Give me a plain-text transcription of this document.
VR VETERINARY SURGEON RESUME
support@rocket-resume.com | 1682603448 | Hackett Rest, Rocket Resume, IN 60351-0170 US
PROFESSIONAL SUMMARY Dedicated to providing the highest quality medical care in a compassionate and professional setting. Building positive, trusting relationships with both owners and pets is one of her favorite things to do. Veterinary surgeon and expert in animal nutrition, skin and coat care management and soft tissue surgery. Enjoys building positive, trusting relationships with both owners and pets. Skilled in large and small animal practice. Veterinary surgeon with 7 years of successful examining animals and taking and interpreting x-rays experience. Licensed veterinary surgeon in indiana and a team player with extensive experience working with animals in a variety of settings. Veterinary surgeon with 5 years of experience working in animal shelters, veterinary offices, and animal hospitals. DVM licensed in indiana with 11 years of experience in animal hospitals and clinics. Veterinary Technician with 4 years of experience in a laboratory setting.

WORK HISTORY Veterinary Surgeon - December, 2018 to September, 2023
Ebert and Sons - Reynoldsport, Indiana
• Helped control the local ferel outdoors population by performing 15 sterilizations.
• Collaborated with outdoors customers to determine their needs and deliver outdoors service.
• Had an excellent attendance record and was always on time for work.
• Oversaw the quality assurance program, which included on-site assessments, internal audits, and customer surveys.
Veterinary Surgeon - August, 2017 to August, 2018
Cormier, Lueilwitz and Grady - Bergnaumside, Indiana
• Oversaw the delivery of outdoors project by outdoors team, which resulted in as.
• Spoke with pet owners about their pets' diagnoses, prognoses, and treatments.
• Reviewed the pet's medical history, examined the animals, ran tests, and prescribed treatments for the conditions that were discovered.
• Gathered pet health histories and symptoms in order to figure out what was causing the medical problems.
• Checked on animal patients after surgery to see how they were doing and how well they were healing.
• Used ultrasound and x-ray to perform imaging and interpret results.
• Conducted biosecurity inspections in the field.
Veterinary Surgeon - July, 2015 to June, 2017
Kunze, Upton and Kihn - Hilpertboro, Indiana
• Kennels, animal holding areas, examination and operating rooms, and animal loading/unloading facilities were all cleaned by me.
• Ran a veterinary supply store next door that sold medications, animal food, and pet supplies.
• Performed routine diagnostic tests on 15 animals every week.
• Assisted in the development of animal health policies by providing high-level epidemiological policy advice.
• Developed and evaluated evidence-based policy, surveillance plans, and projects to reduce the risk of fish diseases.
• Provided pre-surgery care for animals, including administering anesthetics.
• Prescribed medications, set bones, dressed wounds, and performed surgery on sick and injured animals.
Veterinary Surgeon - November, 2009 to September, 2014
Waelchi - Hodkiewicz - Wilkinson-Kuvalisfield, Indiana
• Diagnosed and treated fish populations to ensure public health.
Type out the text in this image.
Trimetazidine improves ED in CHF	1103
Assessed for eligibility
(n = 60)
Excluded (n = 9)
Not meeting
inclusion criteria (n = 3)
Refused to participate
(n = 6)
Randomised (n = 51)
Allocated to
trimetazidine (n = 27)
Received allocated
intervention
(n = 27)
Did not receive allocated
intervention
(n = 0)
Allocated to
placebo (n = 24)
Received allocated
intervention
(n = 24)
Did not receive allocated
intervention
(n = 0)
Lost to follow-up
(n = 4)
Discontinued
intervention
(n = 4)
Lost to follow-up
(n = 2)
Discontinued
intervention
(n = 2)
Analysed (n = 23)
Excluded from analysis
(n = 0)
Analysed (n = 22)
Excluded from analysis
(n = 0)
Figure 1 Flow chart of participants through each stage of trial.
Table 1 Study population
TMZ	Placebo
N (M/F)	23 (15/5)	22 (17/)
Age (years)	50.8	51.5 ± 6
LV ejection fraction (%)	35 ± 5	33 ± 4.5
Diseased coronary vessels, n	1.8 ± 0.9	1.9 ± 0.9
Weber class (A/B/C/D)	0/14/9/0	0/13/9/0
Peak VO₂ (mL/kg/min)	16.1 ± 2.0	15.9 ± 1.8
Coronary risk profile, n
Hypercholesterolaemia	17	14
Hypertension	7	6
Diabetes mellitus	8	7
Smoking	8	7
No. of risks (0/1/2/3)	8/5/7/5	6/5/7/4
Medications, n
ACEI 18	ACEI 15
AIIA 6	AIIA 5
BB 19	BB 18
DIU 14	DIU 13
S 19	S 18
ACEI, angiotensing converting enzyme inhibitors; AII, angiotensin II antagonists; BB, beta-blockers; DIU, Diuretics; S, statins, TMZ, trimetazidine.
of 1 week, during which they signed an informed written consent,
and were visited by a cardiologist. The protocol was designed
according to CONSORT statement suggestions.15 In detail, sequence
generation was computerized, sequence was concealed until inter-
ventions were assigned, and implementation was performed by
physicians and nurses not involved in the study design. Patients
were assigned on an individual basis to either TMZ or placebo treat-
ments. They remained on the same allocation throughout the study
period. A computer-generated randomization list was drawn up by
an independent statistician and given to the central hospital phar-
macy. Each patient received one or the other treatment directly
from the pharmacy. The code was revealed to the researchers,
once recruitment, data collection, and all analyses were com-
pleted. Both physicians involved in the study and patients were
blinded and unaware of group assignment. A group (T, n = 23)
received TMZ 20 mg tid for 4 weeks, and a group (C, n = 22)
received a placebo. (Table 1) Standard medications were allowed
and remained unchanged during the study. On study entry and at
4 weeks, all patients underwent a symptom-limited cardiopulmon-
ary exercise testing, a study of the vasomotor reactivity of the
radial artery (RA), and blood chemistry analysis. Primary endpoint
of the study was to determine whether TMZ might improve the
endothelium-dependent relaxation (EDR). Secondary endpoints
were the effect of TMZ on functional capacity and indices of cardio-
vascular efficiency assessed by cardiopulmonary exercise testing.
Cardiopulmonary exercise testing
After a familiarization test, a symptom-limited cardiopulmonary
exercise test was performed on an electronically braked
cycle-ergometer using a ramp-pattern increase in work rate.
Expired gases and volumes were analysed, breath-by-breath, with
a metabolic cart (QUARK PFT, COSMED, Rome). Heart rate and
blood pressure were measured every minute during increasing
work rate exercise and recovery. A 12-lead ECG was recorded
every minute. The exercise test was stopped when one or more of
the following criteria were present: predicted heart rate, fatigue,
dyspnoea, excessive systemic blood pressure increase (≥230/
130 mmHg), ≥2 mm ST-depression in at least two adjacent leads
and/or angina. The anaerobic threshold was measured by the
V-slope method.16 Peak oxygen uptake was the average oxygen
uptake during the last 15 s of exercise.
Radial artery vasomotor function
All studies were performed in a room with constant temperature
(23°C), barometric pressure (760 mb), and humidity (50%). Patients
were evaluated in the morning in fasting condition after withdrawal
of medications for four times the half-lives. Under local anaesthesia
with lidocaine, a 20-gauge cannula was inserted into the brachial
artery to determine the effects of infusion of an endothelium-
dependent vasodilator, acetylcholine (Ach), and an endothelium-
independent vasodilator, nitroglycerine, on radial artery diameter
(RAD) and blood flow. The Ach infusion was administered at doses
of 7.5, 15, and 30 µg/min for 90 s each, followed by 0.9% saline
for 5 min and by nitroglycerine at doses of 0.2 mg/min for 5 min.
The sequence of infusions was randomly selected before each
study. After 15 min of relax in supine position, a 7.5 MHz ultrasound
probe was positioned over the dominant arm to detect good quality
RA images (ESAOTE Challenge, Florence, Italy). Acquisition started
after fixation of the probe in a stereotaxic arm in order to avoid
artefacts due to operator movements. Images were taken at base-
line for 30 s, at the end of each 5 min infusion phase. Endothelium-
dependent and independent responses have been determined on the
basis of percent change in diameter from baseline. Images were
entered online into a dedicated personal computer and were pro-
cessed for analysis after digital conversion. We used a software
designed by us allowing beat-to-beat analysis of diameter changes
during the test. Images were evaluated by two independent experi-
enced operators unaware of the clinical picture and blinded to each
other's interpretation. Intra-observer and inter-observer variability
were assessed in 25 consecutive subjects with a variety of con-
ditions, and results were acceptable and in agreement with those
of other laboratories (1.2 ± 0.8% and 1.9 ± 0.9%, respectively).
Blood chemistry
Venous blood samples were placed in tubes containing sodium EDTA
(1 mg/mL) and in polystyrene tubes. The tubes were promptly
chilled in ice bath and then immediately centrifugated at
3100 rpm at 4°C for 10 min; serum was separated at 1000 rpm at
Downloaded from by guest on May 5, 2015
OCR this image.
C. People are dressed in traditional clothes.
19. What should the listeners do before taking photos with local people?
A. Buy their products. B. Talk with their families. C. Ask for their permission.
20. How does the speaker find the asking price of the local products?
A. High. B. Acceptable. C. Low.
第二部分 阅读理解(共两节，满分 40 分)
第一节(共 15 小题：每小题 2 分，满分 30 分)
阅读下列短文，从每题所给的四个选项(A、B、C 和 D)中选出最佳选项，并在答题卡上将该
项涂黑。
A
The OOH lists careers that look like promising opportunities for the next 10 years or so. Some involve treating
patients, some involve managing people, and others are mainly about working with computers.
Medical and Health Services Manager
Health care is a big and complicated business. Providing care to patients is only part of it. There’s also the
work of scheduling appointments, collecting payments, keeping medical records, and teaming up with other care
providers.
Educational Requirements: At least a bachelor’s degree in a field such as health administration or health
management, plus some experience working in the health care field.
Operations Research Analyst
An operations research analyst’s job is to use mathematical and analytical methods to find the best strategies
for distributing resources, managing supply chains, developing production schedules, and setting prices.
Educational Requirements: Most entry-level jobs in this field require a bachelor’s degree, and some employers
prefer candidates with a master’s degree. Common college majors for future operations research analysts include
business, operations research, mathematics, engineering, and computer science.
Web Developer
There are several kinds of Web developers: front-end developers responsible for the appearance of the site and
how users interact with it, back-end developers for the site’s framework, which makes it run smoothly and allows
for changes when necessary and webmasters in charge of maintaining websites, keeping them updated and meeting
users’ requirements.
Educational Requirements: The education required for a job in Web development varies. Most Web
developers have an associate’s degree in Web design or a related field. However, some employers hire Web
━━━━━━━━━━
**Activity**
Every line above that includes the word "about" should be listed.

**Expected answer**
• Spoke with pet owners about their pets' diagnoses, prognoses, and treatments.
patients, some involve managing people, and others are mainly about working with computers.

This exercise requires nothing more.